Pick out every line in the items below that contains the string "projetos" and copy each such line in full.

[Element box records]
:::
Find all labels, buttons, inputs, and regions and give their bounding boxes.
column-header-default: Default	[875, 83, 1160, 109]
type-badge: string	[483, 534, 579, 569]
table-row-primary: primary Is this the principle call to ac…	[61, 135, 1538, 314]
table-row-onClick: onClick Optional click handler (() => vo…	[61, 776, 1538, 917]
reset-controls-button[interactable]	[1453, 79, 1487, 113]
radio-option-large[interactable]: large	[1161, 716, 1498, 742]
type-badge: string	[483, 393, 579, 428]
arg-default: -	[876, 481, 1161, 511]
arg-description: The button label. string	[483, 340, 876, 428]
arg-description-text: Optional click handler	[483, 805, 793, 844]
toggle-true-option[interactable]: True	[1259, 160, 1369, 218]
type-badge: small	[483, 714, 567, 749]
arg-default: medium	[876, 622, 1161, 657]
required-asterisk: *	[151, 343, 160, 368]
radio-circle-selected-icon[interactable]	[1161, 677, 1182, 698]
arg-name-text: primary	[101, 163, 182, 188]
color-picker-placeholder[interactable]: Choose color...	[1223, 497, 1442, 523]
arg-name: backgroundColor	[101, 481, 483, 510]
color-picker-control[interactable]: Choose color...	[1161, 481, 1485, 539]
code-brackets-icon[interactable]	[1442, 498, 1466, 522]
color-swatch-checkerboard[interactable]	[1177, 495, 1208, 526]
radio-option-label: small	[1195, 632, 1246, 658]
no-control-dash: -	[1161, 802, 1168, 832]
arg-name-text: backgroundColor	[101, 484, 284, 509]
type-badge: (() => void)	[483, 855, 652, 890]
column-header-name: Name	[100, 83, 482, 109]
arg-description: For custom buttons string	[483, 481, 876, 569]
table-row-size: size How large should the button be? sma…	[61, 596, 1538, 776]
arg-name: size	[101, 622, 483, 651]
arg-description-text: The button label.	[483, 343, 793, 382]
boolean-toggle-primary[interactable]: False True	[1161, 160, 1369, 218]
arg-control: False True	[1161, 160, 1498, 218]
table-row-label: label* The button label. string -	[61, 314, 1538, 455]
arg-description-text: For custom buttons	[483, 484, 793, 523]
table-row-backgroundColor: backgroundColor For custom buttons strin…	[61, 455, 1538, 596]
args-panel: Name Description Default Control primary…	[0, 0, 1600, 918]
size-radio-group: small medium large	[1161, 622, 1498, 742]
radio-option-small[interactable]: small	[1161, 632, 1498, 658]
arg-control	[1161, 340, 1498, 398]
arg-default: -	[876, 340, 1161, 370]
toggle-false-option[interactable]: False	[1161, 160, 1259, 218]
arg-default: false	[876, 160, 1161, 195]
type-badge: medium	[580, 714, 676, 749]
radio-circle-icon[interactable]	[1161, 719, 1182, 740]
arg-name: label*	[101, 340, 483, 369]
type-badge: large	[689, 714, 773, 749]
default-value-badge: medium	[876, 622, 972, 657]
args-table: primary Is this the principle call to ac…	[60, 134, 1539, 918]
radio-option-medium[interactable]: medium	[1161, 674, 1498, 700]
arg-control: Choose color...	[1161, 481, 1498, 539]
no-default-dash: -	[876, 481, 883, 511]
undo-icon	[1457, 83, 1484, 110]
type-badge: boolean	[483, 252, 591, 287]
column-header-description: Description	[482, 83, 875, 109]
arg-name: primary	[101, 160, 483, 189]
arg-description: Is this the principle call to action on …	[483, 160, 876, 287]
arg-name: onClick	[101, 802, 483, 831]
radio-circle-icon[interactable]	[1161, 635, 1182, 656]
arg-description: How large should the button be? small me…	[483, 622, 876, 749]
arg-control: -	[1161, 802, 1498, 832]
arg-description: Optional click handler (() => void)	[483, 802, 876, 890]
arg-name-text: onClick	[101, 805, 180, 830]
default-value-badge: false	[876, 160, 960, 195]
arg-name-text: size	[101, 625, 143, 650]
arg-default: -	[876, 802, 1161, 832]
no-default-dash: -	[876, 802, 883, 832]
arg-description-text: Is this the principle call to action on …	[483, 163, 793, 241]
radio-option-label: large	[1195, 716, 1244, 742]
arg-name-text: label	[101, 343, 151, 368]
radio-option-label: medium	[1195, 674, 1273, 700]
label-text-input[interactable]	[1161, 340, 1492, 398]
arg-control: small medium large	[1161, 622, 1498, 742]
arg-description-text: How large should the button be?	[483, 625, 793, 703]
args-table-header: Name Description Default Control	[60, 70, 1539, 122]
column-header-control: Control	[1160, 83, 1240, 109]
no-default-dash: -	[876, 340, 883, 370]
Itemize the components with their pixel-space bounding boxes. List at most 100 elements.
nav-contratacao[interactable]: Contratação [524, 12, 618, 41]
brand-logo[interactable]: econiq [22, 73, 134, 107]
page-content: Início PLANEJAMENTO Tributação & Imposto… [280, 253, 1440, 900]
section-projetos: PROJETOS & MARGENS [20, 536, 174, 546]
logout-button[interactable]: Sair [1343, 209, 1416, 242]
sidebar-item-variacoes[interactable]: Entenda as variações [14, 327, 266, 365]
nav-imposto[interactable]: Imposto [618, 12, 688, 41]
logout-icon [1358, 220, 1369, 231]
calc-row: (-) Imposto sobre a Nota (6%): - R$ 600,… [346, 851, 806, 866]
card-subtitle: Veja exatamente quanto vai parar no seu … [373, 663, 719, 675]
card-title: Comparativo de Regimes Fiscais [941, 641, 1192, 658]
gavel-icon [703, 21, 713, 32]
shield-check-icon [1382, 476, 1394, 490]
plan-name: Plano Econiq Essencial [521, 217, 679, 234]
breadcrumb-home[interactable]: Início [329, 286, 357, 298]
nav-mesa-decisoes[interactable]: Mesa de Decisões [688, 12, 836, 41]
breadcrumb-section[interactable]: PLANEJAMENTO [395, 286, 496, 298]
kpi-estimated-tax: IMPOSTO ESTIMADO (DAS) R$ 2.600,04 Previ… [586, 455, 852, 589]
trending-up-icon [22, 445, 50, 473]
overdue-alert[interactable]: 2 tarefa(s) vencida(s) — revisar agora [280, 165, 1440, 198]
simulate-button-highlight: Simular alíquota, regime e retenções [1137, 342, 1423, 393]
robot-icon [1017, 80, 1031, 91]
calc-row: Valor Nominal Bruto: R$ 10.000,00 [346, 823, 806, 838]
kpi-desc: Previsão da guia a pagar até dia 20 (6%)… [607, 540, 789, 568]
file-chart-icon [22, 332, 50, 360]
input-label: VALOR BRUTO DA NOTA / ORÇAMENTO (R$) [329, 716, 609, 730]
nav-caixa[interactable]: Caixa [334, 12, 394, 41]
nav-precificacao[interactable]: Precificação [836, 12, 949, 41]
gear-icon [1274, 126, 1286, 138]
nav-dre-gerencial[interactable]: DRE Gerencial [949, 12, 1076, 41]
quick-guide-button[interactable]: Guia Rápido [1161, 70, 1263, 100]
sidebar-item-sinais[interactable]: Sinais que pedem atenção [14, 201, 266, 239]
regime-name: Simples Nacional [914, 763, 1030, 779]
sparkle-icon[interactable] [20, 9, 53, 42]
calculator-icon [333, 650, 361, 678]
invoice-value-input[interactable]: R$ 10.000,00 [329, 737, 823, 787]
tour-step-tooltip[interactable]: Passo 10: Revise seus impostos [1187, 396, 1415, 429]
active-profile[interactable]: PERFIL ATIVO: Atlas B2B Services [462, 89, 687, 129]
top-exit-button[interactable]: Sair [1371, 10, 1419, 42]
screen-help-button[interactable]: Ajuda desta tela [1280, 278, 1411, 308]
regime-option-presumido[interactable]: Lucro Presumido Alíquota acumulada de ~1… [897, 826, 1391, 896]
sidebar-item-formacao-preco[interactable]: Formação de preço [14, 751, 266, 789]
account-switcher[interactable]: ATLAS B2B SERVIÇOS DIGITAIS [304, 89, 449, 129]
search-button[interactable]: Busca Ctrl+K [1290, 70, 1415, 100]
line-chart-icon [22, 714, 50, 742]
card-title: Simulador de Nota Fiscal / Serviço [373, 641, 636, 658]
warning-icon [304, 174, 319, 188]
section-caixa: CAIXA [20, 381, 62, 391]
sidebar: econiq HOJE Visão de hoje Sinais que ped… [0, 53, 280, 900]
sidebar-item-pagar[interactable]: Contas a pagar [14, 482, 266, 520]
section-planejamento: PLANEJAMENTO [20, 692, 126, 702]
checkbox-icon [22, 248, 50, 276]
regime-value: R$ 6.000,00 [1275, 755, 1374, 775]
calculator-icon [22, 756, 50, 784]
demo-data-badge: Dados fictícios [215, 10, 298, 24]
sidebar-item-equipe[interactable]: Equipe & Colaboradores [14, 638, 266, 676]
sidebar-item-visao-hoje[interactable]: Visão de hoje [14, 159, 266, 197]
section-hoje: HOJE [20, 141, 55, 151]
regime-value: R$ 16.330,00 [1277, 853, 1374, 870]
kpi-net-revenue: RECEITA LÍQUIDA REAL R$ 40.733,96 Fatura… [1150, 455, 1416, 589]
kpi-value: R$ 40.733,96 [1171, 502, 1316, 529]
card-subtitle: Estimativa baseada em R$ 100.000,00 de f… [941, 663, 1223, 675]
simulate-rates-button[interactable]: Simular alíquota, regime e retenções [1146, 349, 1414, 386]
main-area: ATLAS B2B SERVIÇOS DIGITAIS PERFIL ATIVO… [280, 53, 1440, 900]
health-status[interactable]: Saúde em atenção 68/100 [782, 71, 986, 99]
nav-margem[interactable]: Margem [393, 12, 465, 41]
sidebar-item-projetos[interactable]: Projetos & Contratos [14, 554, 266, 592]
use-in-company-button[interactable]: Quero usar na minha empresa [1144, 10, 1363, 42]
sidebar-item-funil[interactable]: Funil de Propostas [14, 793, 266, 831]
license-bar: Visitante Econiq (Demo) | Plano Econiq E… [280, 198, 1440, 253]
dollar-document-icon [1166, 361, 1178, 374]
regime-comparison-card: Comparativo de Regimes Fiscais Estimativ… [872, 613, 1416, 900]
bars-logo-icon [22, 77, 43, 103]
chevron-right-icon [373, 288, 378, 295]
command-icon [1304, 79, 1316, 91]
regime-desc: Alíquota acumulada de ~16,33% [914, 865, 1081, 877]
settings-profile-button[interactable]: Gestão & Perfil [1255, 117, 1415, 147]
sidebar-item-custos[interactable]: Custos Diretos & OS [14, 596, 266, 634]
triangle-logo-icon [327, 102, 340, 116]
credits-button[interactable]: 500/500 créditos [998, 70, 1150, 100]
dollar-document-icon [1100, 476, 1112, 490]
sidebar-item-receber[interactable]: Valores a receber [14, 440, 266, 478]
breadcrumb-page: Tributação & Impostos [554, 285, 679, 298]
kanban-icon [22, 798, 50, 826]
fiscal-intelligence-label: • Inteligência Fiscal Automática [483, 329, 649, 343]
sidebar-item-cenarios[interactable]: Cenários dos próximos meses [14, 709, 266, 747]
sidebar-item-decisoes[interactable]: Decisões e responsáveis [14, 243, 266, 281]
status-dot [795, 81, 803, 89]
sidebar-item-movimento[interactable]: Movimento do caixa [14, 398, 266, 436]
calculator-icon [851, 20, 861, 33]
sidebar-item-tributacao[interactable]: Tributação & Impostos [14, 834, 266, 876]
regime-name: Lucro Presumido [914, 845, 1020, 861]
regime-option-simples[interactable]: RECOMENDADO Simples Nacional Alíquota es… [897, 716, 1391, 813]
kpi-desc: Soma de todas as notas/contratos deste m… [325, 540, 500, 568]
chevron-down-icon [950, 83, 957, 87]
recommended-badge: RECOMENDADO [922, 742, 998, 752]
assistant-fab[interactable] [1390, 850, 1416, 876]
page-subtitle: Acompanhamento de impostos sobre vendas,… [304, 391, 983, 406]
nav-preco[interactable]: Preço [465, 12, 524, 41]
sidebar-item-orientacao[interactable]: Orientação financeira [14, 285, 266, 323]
:::
◆ **PROBLEM SOLUTION**:
section-projetos: PROJETOS & MARGENS [20, 536, 174, 546]
sidebar-item-projetos[interactable]: Projetos & Contratos [14, 554, 266, 592]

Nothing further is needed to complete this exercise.